▶ **Stated task**
Give the listing again in full, exactly as written.

▶ **Input**
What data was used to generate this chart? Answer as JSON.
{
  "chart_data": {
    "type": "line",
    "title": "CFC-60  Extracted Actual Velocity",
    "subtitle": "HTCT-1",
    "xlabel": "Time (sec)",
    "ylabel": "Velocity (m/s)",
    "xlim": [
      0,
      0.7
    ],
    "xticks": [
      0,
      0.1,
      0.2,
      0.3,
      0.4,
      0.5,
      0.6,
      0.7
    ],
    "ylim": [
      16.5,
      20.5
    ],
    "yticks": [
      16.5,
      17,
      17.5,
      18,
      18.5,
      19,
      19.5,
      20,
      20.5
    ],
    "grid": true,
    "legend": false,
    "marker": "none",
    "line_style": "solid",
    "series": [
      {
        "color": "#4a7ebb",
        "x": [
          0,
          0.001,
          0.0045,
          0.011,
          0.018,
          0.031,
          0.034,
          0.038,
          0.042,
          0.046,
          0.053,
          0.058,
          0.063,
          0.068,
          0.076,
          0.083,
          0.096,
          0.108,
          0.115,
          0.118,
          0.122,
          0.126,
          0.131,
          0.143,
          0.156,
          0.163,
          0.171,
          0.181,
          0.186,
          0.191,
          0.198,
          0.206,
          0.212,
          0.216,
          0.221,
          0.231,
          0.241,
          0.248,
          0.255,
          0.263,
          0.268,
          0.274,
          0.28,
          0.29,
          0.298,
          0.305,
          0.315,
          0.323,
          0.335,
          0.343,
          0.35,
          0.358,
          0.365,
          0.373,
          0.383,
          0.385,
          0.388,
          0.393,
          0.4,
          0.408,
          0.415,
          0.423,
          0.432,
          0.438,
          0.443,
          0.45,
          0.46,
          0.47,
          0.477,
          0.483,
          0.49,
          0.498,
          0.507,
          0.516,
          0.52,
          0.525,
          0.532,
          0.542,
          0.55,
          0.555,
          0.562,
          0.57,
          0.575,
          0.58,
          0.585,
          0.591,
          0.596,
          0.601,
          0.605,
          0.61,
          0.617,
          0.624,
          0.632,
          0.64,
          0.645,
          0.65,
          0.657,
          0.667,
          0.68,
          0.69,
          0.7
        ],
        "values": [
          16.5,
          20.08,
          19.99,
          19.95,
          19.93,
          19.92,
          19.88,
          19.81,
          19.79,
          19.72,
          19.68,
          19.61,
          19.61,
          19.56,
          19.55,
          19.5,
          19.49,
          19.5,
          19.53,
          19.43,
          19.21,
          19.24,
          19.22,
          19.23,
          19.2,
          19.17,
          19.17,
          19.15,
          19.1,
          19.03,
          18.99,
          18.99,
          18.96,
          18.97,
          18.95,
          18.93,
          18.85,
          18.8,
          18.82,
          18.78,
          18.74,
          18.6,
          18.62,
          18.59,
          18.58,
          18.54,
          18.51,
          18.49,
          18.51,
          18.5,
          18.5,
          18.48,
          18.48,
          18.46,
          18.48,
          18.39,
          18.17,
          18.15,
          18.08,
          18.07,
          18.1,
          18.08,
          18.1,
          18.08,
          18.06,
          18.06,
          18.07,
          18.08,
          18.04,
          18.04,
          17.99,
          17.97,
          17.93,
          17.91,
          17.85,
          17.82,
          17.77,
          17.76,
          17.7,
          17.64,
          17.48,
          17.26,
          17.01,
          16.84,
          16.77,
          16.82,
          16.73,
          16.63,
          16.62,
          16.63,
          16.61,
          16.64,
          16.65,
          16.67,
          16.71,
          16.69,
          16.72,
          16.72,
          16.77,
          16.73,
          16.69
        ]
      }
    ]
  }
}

▶ **Answer to this problem**
What data was used to generate this chart? Answer as JSON.
{
  "chart_data": {
    "type": "line",
    "title": "CFC-60  Extracted Actual Velocity",
    "subtitle": "HTCT-1",
    "xlabel": "Time (sec)",
    "ylabel": "Velocity (m/s)",
    "xlim": [
      0,
      0.7
    ],
    "xticks": [
      0,
      0.1,
      0.2,
      0.3,
      0.4,
      0.5,
      0.6,
      0.7
    ],
    "ylim": [
      16.5,
      20.5
    ],
    "yticks": [
      16.5,
      17,
      17.5,
      18,
      18.5,
      19,
      19.5,
      20,
      20.5
    ],
    "grid": true,
    "legend": false,
    "marker": "none",
    "line_style": "solid",
    "series": [
      {
        "color": "#4a7ebb",
        "x": [
          0,
          0.001,
          0.0045,
          0.011,
          0.018,
          0.031,
          0.034,
          0.038,
          0.042,
          0.046,
          0.053,
          0.058,
          0.063,
          0.068,
          0.076,
          0.083,
          0.096,
          0.108,
          0.115,
          0.118,
          0.122,
          0.126,
          0.131,
          0.143,
          0.156,
          0.163,
          0.171,
          0.181,
          0.186,
          0.191,
          0.198,
          0.206,
          0.212,
          0.216,
          0.221,
          0.231,
          0.241,
          0.248,
          0.255,
          0.263,
          0.268,
          0.274,
          0.28,
          0.29,
          0.298,
          0.305,
          0.315,
          0.323,
          0.335,
          0.343,
          0.35,
          0.358,
          0.365,
          0.373,
          0.383,
          0.385,
          0.388,
          0.393,
          0.4,
          0.408,
          0.415,
          0.423,
          0.432,
          0.438,
          0.443,
          0.45,
          0.46,
          0.47,
          0.477,
          0.483,
          0.49,
          0.498,
          0.507,
          0.516,
          0.52,
          0.525,
          0.532,
          0.542,
          0.55,
          0.555,
          0.562,
          0.57,
          0.575,
          0.58,
          0.585,
          0.591,
          0.596,
          0.601,
          0.605,
          0.61,
          0.617,
          0.624,
          0.632,
          0.64,
          0.645,
          0.65,
          0.657,
          0.667,
          0.68,
          0.69,
          0.7
        ],
        "values": [
          16.5,
          20.08,
          19.99,
          19.95,
          19.93,
          19.92,
          19.88,
          19.81,
          19.79,
          19.72,
          19.68,
          19.61,
          19.61,
          19.56,
          19.55,
          19.5,
          19.49,
          19.5,
          19.53,
          19.43,
          19.21,
          19.24,
          19.22,
          19.23,
          19.2,
          19.17,
          19.17,
          19.15,
          19.1,
          19.03,
          18.99,
          18.99,
          18.96,
          18.97,
          18.95,
          18.93,
          18.85,
          18.8,
          18.82,
          18.78,
          18.74,
          18.6,
          18.62,
          18.59,
          18.58,
          18.54,
          18.51,
          18.49,
          18.51,
          18.5,
          18.5,
          18.48,
          18.48,
          18.46,
          18.48,
          18.39,
          18.17,
          18.15,
          18.08,
          18.07,
          18.1,
          18.08,
          18.1,
          18.08,
          18.06,
          18.06,
          18.07,
          18.08,
          18.04,
          18.04,
          17.99,
          17.97,
          17.93,
          17.91,
          17.85,
          17.82,
          17.77,
          17.76,
          17.7,
          17.64,
          17.48,
          17.26,
          17.01,
          16.84,
          16.77,
          16.82,
          16.73,
          16.63,
          16.62,
          16.63,
          16.61,
          16.64,
          16.65,
          16.67,
          16.71,
          16.69,
          16.72,
          16.72,
          16.77,
          16.73,
          16.69
        ]
      }
    ]
  }
}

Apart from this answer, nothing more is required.